# Where can i get Graphics card in mumbai



## sandeep410 (Oct 11, 2008)

I wana buy new graphics card can any1 tell me shop in mumbai where i can buy card directly.I went to some shops in thane but they didnt had the card,so they told me that
i will have to give them half price of money advacne then they will pre order and give me in 2 days.But i wana buy directly
Also can any1 tell which graphics card to get i was thinking of 9800gtx which i was told cost 8200rs


----------



## VarDOS (Oct 11, 2008)

lamington road.....there it is... u will get it there directly...


----------



## sandeep410 (Oct 11, 2008)

How to get to lamington road


----------



## imgame2 (Oct 11, 2008)

sandeep410 said:


> I wana buy new graphics card can any1 tell me shop in mumbai where i can buy card directly.I went to some shops in thane but they didnt had the card,so they told me that
> i will have to give them half price of money advacne then they will pre order and give me in 2 days.But i wana buy directly
> Also can any1 tell which graphics card to get i was thinking of 9800gtx which i was told cost 8200rs



i don't think u can get 9800gtx for 8.2k ...it must be 9800 gt 

so i guess if ur budget is around 10,000 ...go for palit HD4850 for 9700 ..if u don't find it anywhere contact itwares  here (also make sure that its dual slot and looks like this 

*techshop.in/store/product_info.php?cPath=4_272&products_id=2437)

*theitwares.com/

go to this guy and pick it up urself ...

if u want to buy something around 8k ..look for palit 9800gt available with the same person at 8000/-


----------



## VarDOS (Oct 11, 2008)

Lamington Road : 

Get Down @ Grant Road (E) Railway Station... And Start Walking Towards Main Road There You Can Ask Where Is Lamington Road Police Station... As You Reach The Place There You Can See A Lot Of Computer Shoppes..... Its The Lamington Road

Or Get Down @ CST & Take Bus No 66 & Alight On Opera House.


----------



## sandeep410 (Oct 11, 2008)

Whats diff between GT and GTX and can u tell me exact adrress of this shop


----------



## imgame2 (Oct 11, 2008)

sandeep410 said:


> Whats diff between GT and GTX and can u tell me exact adrress of this shop



as dilip said there are many shops out there ..u can ask him about which shop is reliable 

9800gt will cost 8k and 9800gtx will cost about 15k ...and 9800gtx+ will cost about 13k ..out of them performance wise 9800gtx+ > 9800gtx>9800gt

u never mentioned ur budget ...as i said before HD4850 is a great buy !


----------



## sandeep410 (Oct 11, 2008)

imgame2 said:


> as dilip said there are many shops out there ..u can ask him about which shop is reliable
> 
> 9800gt will cost 8k and 9800gtx will cost about 15k ...and 9800gtx+ will cost about 13k ..out of them performance wise 9800gtx+ > 9800gtx>9800gt
> 
> u never mentioned ur budget ...as i said before HD4850 is a great buy !

> Your goal
Carry on the forum thread about buying a graphics card in Mumbai, starting right after its last line. The records come from a separate source.

(Data records)
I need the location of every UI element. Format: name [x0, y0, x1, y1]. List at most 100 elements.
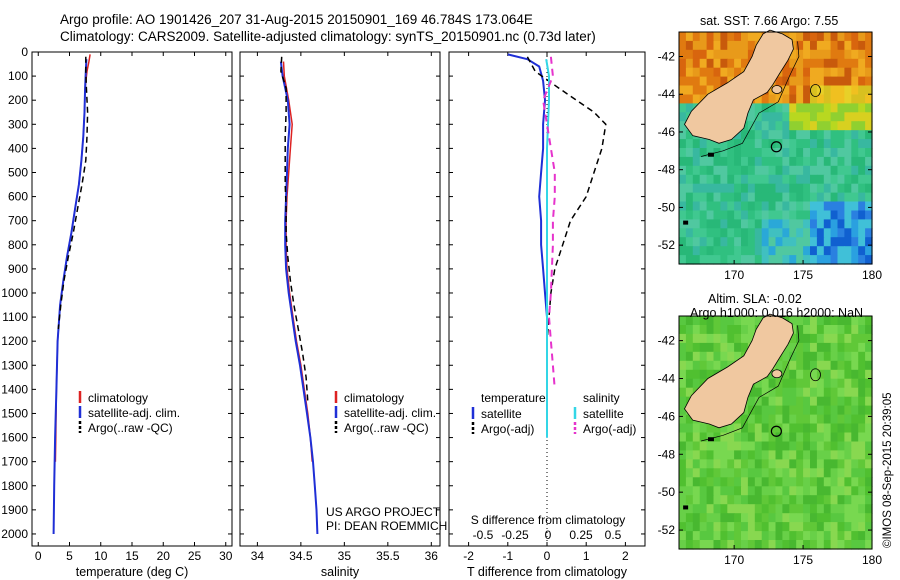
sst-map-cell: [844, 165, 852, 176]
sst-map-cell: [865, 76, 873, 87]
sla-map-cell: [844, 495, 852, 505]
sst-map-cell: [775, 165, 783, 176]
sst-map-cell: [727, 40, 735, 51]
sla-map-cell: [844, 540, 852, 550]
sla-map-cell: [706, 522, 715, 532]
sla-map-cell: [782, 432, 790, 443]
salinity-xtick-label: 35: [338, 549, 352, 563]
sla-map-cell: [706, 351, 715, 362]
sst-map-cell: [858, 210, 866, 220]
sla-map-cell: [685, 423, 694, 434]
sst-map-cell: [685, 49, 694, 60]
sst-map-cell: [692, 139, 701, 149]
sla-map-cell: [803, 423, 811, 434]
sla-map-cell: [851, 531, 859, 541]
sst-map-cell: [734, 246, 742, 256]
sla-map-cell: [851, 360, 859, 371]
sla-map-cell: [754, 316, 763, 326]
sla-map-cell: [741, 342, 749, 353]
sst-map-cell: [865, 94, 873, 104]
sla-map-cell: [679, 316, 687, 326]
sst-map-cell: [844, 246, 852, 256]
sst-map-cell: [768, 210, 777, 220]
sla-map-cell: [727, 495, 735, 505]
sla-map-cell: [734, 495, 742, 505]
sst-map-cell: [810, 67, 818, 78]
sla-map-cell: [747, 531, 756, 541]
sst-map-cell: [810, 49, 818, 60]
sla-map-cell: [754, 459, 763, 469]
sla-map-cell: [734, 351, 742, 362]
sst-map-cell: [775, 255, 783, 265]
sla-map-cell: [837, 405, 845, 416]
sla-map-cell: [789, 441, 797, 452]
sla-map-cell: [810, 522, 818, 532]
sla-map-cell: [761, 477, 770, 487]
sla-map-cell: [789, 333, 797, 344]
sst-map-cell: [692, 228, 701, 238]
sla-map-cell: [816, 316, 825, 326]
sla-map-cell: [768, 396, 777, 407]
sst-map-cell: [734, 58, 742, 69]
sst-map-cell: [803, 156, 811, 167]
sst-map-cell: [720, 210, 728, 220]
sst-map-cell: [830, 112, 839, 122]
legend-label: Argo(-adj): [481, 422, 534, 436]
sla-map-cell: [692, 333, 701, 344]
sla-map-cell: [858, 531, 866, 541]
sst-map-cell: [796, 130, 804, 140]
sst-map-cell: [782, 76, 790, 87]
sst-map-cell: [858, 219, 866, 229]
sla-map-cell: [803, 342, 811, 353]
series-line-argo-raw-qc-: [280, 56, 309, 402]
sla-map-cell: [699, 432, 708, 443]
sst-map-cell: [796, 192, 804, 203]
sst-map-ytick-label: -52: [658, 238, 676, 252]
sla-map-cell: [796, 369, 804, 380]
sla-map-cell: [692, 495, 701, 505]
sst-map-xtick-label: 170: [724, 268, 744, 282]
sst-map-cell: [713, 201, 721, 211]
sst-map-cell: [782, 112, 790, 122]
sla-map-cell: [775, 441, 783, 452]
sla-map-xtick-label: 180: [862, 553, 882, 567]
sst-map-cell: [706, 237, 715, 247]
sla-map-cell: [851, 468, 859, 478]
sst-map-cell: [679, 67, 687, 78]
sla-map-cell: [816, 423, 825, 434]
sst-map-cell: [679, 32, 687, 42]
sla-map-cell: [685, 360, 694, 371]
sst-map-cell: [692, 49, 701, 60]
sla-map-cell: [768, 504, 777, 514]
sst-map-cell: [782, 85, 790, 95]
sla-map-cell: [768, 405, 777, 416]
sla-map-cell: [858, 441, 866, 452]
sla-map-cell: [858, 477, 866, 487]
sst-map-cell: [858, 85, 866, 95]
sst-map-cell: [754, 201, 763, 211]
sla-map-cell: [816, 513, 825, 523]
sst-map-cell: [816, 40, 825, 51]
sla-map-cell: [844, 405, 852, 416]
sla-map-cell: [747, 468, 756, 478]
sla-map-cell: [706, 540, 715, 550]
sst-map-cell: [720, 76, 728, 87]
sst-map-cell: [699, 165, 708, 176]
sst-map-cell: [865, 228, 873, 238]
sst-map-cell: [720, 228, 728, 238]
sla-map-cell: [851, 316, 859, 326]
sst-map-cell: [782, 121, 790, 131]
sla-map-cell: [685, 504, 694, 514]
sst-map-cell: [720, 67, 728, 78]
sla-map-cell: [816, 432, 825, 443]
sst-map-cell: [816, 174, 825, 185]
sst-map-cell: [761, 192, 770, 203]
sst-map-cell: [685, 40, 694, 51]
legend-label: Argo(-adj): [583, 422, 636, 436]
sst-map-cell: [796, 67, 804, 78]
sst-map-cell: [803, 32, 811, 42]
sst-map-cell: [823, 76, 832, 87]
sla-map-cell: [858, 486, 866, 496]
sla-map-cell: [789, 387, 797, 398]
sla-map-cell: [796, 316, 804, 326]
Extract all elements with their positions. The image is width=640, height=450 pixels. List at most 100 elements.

> Answer to the task
I have budget of only 10k but i have only 400w PSU and also i need to save 1.5k for atleast buy a game.
Also my current card is 7300GT and i hvae only 1pci E slot in my motherboard.


----------



## imgame2 (Oct 11, 2008)

sandeep410 said:


> I have budget of only 10k but i have only 400w PSU and also i need to save 1.5k for atleast buy a game.
> Also my current card is 7300GT and i hvae only 1pci E slot in my motherboard.



for any card in that range u will have to ugrade ur PSU ...go for atleast coolermaster 500W @ 2.7k or atleast coolermaster 460W for 2.2k ..

if ur overall budget is 10k ..u should consider going for palit 9800gt for 8k 

but if u can extend ur budget only for gfx card for 9.5k HD4850 is the way to go ...


----------



## Psychosocial (Oct 11, 2008)

Actually imgame2..... Zotac 9800GTX AMP! Edition is costing 10,980Rs. only and it outperforms its 9800GTX+ sibling (dunno how but Digit mag says it ).

@sandeep410

You can try Prime ABGB on Lamington Road.


----------



## sandeep410 (Oct 11, 2008)

Can any1 give me exact adress or loactions of some good reliable shops in lamington road.
What will happen if i dont buy a new PSU.I dont wana spend money on PSU


----------



## imgame2 (Oct 11, 2008)

KPower Mania said:


> Actually imgame2..... Zotac 9800GTX AMP! Edition is costing 10,980Rs. only and it outperforms its 9800GTX+ sibling (dunno how but Digit mag says it ).
> 
> 
> @sandeep410
> ...



yes prime ABGB is good ...

oh where is it available ??? ..

but i don't understand how can be 9800 gtx be cheaper than 9800gtx+.....9800gtx is old fab process 65 nm  ..which is any day costlier to 9800gtx+ fab process of 55nm ..

even on new egg 9800gtx plain costs $193  which directly makes it 10k in present exchange rates .. and obviously 9800gtx amp will cost more ...

and here is the news from lynx india  -

"Massive Price Increase In Many Many Products.New Price Revision Starts Monday 			"



sandeep410 said:


> Can any1 give me exact adress or loactions of some good reliable shops in lamington road.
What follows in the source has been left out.